● Task description
Select, from the data, each line where "color" occurs.

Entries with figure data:

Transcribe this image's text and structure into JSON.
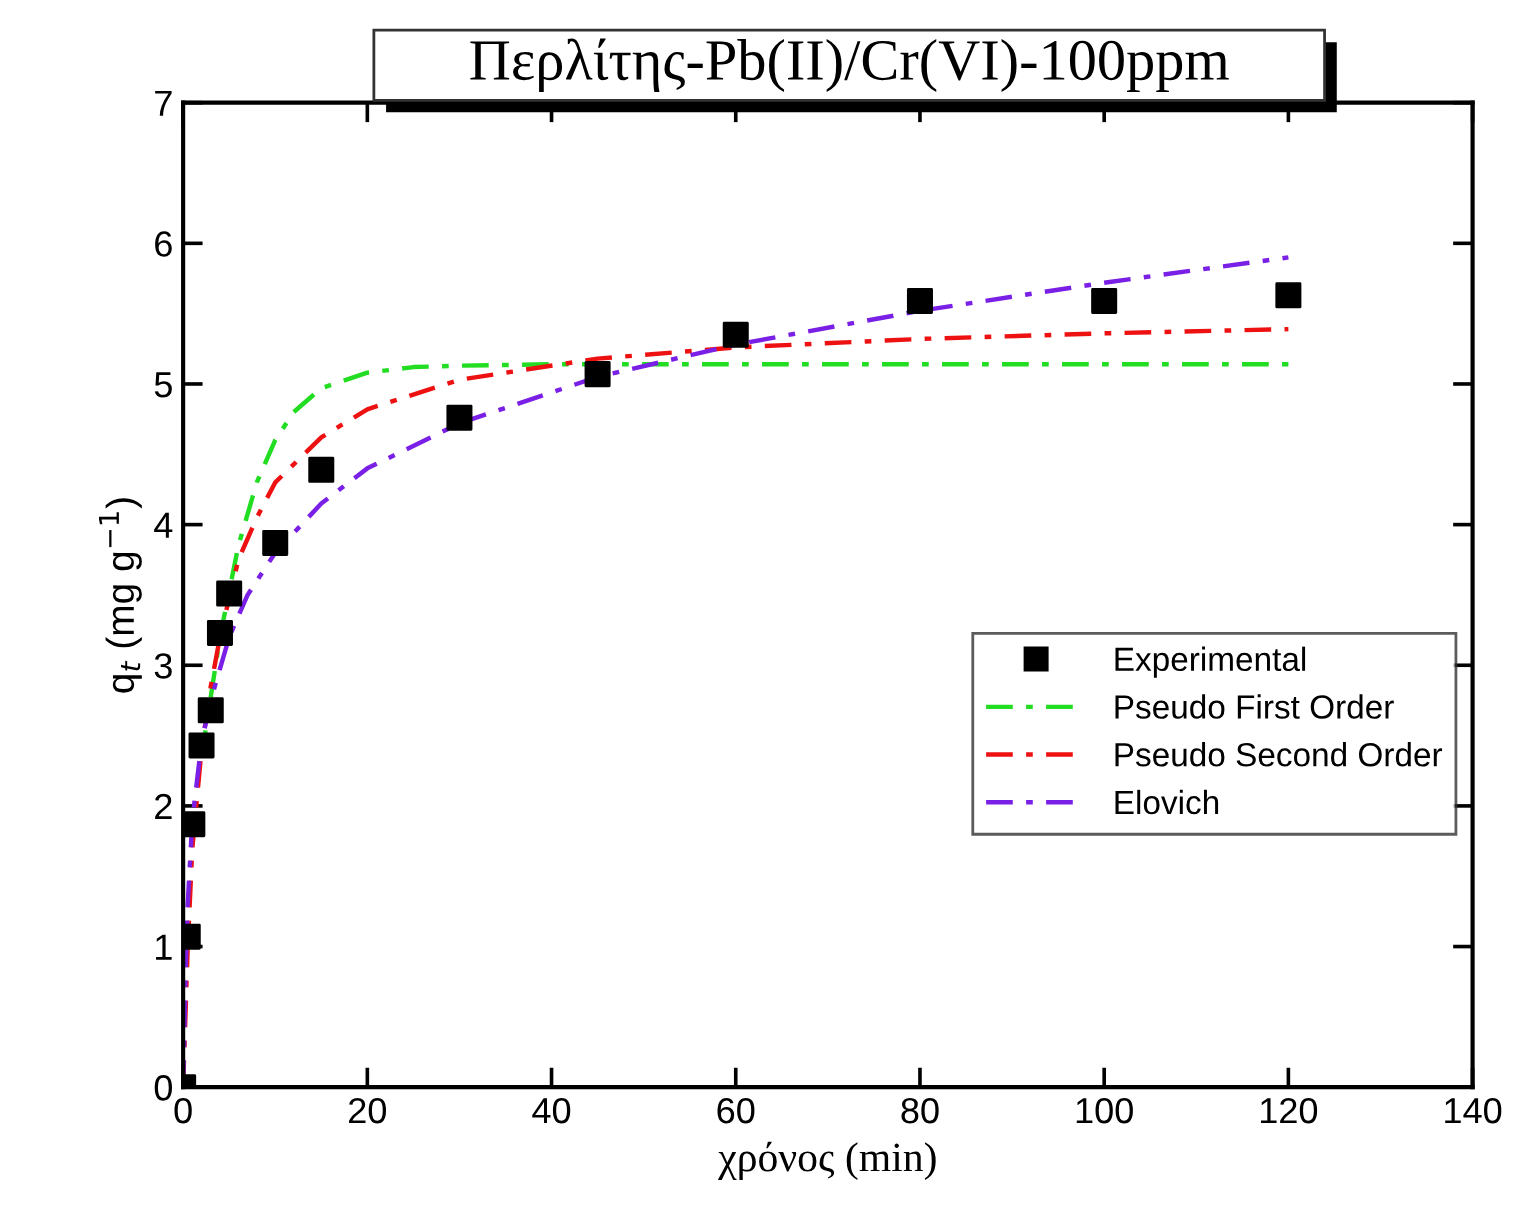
{
  "chart_data": {
    "type": "scatter",
    "title": "Περλίτης-Pb(II)/Cr(VI)-100ppm",
    "xlabel": "χρόνος (min)",
    "ylabel": "q$_{t}$ (mg g$^{−1}$)",
    "xlim": [
      0,
      140
    ],
    "ylim": [
      0,
      7
    ],
    "xticks": [
      0,
      20,
      40,
      60,
      80,
      100,
      120,
      140
    ],
    "yticks": [
      0,
      1,
      2,
      3,
      4,
      5,
      6,
      7
    ],
    "grid": false,
    "legend": "right",
    "series": [
      {
        "name": "Experimental",
        "marker": "square",
        "color": "#000000",
        "x": [
          0,
          0.5,
          1,
          2,
          3,
          4,
          5,
          10,
          15,
          30,
          45,
          60,
          80,
          100,
          120
        ],
        "values": [
          0,
          1.07,
          1.87,
          2.43,
          2.68,
          3.23,
          3.51,
          3.87,
          4.39,
          4.76,
          5.07,
          5.35,
          5.59,
          5.59,
          5.63
        ]
      },
      {
        "name": "Pseudo First Order",
        "type": "line",
        "line_style": "dashed",
        "color": "#22dd22",
        "x": [
          2,
          4,
          6,
          8,
          10,
          12,
          15,
          20,
          25,
          30,
          40,
          60,
          80,
          100,
          120
        ],
        "values": [
          2.35,
          3.2,
          3.85,
          4.3,
          4.6,
          4.8,
          4.97,
          5.08,
          5.12,
          5.13,
          5.14,
          5.14,
          5.14,
          5.14,
          5.14
        ]
      },
      {
        "name": "Pseudo Second Order",
        "type": "line",
        "line_style": "dashed",
        "color": "#ee1111",
        "x": [
          0,
          0.5,
          1,
          2,
          3,
          4,
          6,
          8,
          10,
          15,
          20,
          30,
          45,
          60,
          80,
          100,
          120
        ],
        "values": [
          0,
          1.0,
          1.7,
          2.4,
          2.85,
          3.2,
          3.75,
          4.05,
          4.3,
          4.62,
          4.82,
          5.03,
          5.18,
          5.26,
          5.32,
          5.36,
          5.39
        ]
      },
      {
        "name": "Elovich",
        "type": "line",
        "line_style": "dashed",
        "color": "#7a1fe6",
        "x": [
          0,
          0.3,
          0.5,
          1,
          2,
          3,
          5,
          7,
          10,
          15,
          20,
          30,
          45,
          60,
          80,
          100,
          120
        ],
        "values": [
          0,
          0.9,
          1.3,
          1.9,
          2.45,
          2.75,
          3.2,
          3.5,
          3.8,
          4.15,
          4.4,
          4.72,
          5.05,
          5.28,
          5.52,
          5.72,
          5.9
        ]
      }
    ]
  }
}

● Exercise answer
        "color": "#000000",
        "color": "#22dd22",
        "color": "#ee1111",
        "color": "#7a1fe6",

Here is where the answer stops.